*Work to complete:* Repeat each record exactly as written, and drop any images.
============================================================
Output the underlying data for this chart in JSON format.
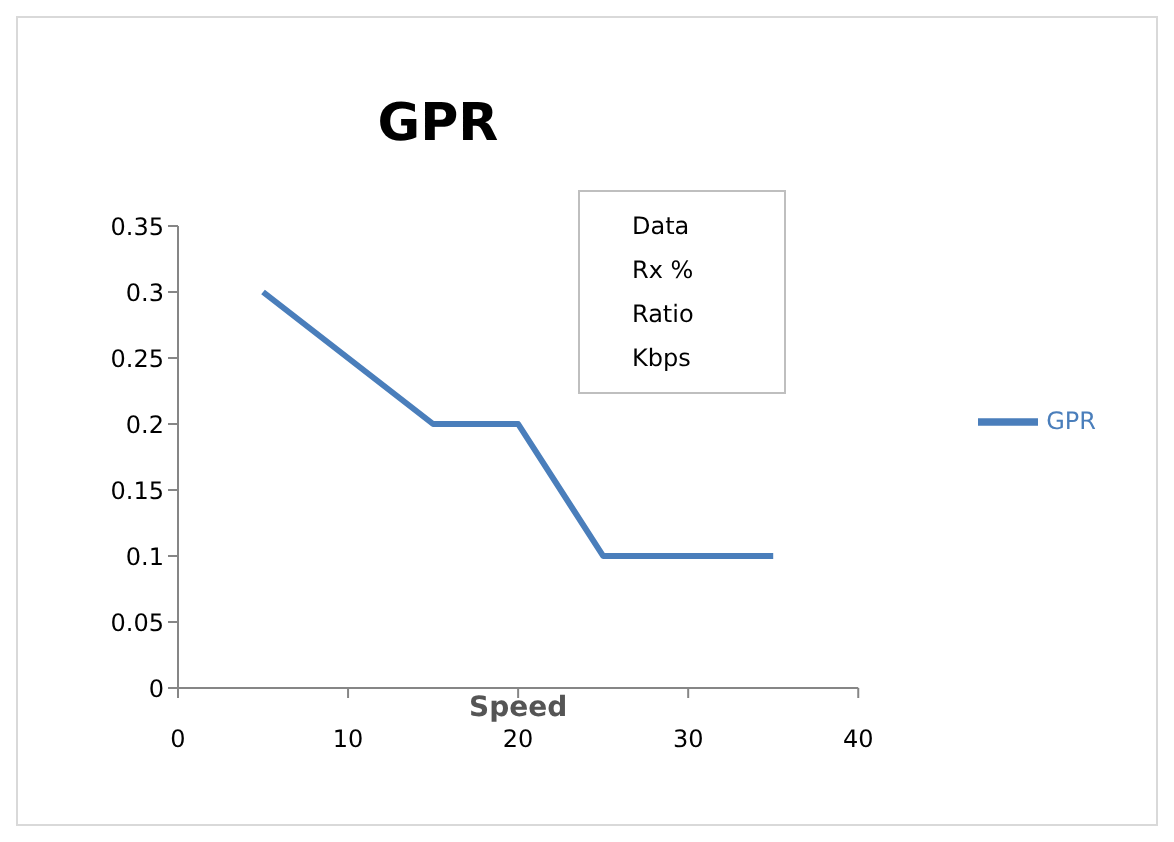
{
  "chart_data": {
    "type": "line",
    "title": "GPR",
    "xlabel": "Speed",
    "x": [
      5,
      15,
      20,
      25,
      35
    ],
    "series": [
      {
        "name": "GPR",
        "color": "#4a7ebb",
        "values": [
          0.3,
          0.2,
          0.2,
          0.1,
          0.1
        ]
      }
    ],
    "xlim": [
      0,
      40
    ],
    "xticks": [
      0,
      10,
      20,
      30,
      40
    ],
    "ylim": [
      0,
      0.35
    ],
    "yticks": [
      0,
      0.05,
      0.1,
      0.15,
      0.2,
      0.25,
      0.3,
      0.35
    ],
    "annotations": [
      "Data\nRx %\nRatio\nKbps"
    ],
    "grid": false,
    "legend": "right",
    "marker": "none",
    "line_style": "solid"
  }
}
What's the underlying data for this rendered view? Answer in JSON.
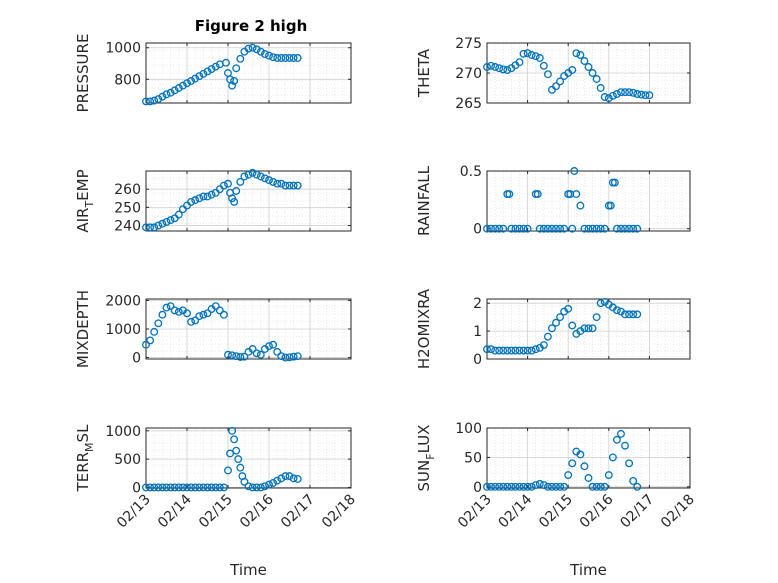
============================================================
*Answer for the task:*
Output the underlying data for this chart in JSON format.
{
  "chart_data": {
    "type": "line",
    "title": "GPR",
    "xlabel": "Speed",
    "x": [
      5,
      15,
      20,
      25,
      35
    ],
    "series": [
      {
        "name": "GPR",
        "color": "#4a7ebb",
        "values": [
          0.3,
          0.2,
          0.2,
          0.1,
          0.1
        ]
      }
    ],
    "xlim": [
      0,
      40
    ],
    "xticks": [
      0,
      10,
      20,
      30,
      40
    ],
    "ylim": [
      0,
      0.35
    ],
    "yticks": [
      0,
      0.05,
      0.1,
      0.15,
      0.2,
      0.25,
      0.3,
      0.35
    ],
    "annotations": [
      "Data\nRx %\nRatio\nKbps"
    ],
    "grid": false,
    "legend": "right",
    "marker": "none",
    "line_style": "solid"
  }
}
What's the underlying data for this rendered view? Answer in JSON.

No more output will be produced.